*SET EXERCISE 1*: Reproduce the rows verbatim, everything from the very first one down to the line containing "tag-dot — [114, 858, 130, 874]", with both of those lines included.
*SET EXERCISE 2*: Pick up the passage on Turner's Helmsley sketchbook after its last sentence and continue writing it.

*DOCUMENT PASSAGE*:
begin
J.M.W. Turner: Sketchbooks, Drawings and Watercolours

ISBN 978-1-84976-386-8

Helmsley sketchbook 1801

Turner Bequest LIII 1–101
Sketchbook bound in boards covered with calf leather, gold–tooled at the edges and spine, with one broken clasp
101 leaves; 97 of white wove paper and 2 flyleaves at each end of bluish–white laid paper; page size 162 x 112 mm; watermark ‘1794 | J Whatman
Inscribed by Turner in ink ‘70 Helmsley to Newcastle | Northumberd Tweed’ on parchment label on spine (D40775)
Numbered 313 as part of the Turner Schedule in 1854, and endorsed by the Executors of the Turner Bequest, Henry Scott Trimmer, Charles Turner, Charles Lock Eastlake and John Prescott Knight, in ink ‘No 313 Contains 65 | Leaves in Pencil & Colour most on both sides – | H S Trimmer | C Turner’ and in pencil ‘C.L.E.’ and ‘JPK’ inside front cover, towards top
Accepted by the nation as part of the Turner Bequest 1856
This sketchbook takes its name from Turner’s label on the spine (D40775) but in fact, with one exception noted below, it contains no identified sketches of Helmsley itself, which he studied on his return journey from Scotland in several drawings in the Chester sketchbook (Tate D05076–D05088; Turner Bequest LXXXII 3–13). He was using the book at the same time as the Guisborough Shore and Dunbar sketchbooks (Tate; Turner Bequest LII, LIV); these were the first of a group of eight books that he took with him on his tour to Edinburgh and the Scottish Highlands in July 1801. In the Scotch Lakes sketchbook (Tate; Turner Bequest LVI, inside front cover), Turner noted that on the ‘8 of July left Edinburgh and on the 5 of August finish’d this book at Gretna Green’. Thereafter he made more drawings on his way south in the Chester sketchbook.
The itinerary covered by the Helmsley book includes Rievaulx and Scarborough, and continues up the Yorkshire coast to Whitby, where Turner made several drawings, though a longer sequence of studies at Whitby is in the Dunbar sketchbook (Tate D02746–D02765; Turner Bequest LIV 83a–93). He went on up the coast to Newcastle and Morpeth, and seems to have spent some time in the neighbourhood of the latter, making several studies of its castle gatehouse, and following the course of the River Wansbeck as far as Milford; see folios 38 verso and 39 recto (D02526–D02527). He even perhaps ventured as far east as the coast, where he may have made a view of Newbiggin; see folios 41 verso–42 recto (D02532–D02533).
end
*RECORDS FOR PROCESSING*:
begin
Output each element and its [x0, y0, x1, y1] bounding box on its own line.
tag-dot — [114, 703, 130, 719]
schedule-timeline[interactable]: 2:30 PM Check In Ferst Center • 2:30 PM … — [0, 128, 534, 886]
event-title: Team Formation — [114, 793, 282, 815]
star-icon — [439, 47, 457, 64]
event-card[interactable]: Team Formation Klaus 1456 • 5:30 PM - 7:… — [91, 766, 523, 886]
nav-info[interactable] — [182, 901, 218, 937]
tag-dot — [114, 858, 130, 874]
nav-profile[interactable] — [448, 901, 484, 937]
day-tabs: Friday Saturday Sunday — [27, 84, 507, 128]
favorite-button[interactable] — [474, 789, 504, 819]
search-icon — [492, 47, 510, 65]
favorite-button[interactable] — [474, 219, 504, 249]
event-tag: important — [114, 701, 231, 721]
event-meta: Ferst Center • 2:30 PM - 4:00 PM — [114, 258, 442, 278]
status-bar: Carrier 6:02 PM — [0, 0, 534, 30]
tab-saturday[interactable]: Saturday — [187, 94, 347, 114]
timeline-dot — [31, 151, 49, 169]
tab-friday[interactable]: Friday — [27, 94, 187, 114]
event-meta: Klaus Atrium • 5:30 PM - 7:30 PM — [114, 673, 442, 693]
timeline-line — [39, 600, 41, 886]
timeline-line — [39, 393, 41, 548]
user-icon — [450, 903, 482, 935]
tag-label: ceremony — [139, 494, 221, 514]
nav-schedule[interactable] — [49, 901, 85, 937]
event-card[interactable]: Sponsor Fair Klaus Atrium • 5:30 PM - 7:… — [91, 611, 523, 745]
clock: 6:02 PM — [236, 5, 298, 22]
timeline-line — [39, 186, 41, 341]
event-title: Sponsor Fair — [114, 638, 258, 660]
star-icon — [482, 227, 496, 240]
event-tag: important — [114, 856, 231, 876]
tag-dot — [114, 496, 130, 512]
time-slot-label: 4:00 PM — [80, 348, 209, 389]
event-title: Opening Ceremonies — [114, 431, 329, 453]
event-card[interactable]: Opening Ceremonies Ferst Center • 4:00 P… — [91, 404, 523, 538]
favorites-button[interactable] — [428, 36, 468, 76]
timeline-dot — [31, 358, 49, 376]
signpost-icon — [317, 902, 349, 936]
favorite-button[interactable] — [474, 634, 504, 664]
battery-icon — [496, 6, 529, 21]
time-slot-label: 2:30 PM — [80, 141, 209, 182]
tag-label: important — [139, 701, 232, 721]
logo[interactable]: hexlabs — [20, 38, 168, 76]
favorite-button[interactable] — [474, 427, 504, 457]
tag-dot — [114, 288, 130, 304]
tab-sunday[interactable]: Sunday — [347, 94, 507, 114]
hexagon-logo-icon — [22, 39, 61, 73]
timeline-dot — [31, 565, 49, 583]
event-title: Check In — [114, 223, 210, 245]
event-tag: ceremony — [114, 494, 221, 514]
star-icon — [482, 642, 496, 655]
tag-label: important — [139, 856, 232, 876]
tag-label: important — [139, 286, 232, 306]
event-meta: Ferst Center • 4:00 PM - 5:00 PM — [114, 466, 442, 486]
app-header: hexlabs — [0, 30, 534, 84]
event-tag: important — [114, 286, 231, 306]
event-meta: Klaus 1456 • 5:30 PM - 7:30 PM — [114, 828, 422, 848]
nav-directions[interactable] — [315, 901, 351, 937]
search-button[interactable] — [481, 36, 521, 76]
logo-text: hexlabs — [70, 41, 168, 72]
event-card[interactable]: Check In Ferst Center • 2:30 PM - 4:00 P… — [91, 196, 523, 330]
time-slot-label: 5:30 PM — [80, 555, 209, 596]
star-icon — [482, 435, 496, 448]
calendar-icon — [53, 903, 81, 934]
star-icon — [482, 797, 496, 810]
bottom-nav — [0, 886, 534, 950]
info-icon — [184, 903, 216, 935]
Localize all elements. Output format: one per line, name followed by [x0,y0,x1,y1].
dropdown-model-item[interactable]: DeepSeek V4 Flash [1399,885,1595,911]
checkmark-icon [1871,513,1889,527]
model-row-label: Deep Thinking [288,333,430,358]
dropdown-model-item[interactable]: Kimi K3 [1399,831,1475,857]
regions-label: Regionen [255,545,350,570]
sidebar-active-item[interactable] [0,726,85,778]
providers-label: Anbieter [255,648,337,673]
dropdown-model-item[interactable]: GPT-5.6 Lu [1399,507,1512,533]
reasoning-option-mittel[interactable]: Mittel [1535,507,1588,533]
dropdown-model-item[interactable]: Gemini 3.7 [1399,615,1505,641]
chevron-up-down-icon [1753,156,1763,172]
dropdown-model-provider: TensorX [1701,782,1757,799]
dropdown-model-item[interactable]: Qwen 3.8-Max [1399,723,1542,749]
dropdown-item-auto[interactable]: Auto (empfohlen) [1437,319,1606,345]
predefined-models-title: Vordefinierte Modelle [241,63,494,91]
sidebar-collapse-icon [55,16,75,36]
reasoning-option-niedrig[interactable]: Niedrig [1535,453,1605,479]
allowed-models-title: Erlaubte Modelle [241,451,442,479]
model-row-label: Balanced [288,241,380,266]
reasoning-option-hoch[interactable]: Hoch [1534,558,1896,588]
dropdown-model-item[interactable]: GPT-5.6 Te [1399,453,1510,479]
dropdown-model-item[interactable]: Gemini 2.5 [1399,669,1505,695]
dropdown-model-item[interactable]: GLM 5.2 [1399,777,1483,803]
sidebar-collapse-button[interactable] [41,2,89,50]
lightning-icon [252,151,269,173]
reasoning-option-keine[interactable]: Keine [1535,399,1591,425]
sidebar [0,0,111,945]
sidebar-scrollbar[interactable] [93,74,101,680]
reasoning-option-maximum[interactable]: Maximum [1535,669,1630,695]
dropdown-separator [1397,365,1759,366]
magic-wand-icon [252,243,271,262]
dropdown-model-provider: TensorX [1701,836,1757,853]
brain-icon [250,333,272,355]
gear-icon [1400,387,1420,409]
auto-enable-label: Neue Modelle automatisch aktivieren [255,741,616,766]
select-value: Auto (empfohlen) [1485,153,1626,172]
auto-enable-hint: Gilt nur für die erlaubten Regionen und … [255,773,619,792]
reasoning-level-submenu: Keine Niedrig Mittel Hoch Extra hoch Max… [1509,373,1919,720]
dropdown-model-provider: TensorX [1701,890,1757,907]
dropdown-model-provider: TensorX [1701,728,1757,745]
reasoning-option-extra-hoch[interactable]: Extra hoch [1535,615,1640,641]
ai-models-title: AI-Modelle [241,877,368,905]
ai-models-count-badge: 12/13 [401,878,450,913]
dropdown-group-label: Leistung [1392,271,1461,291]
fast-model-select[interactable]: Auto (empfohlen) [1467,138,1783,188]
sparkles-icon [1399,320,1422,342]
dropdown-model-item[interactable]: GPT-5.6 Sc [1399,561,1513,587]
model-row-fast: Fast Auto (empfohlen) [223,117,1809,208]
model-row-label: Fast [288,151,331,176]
end
*RIGHT ANSWER 1*:
Output each element and its [x0, y0, x1, y1] bounding box on its own line.
tag-dot — [114, 703, 130, 719]
schedule-timeline[interactable]: 2:30 PM Check In Ferst Center • 2:30 PM … — [0, 128, 534, 886]
event-title: Team Formation — [114, 793, 282, 815]
star-icon — [439, 47, 457, 64]
event-card[interactable]: Team Formation Klaus 1456 • 5:30 PM - 7:… — [91, 766, 523, 886]
nav-info[interactable] — [182, 901, 218, 937]
tag-dot — [114, 858, 130, 874]

*RIGHT ANSWER 2*:
A study of Brinkburn Priory on folio 34 recto (D02517), corroborated by another extracted from the in the Smaller Fonthill sketchbook (Fogg Museum, Cambridge, Massachusetts), indicates that from Morpeth he travelled north by the inland road via Wooler, rather than the more obvious route through Alnwick, which he had taken in 1797; see the North of England sketchbook (Tate; Turner Bequest XXXIV), which contains drawings of Alnwick, Warkworth and other coastal sites. From Wooler his route took him to Berwick upon Tweed and Norham. After folio 51 recto (D02550) a series of thirteen blank leaves is followed by one more drawing, on folios 65 verso–66 recto (D02565–D02566) that appears to have been made at Norham; thereafter, the regular sequence breaks down and there are studies from different sections of the journey through Northumberland, in no clear order, and apparently made with the book held the other way up.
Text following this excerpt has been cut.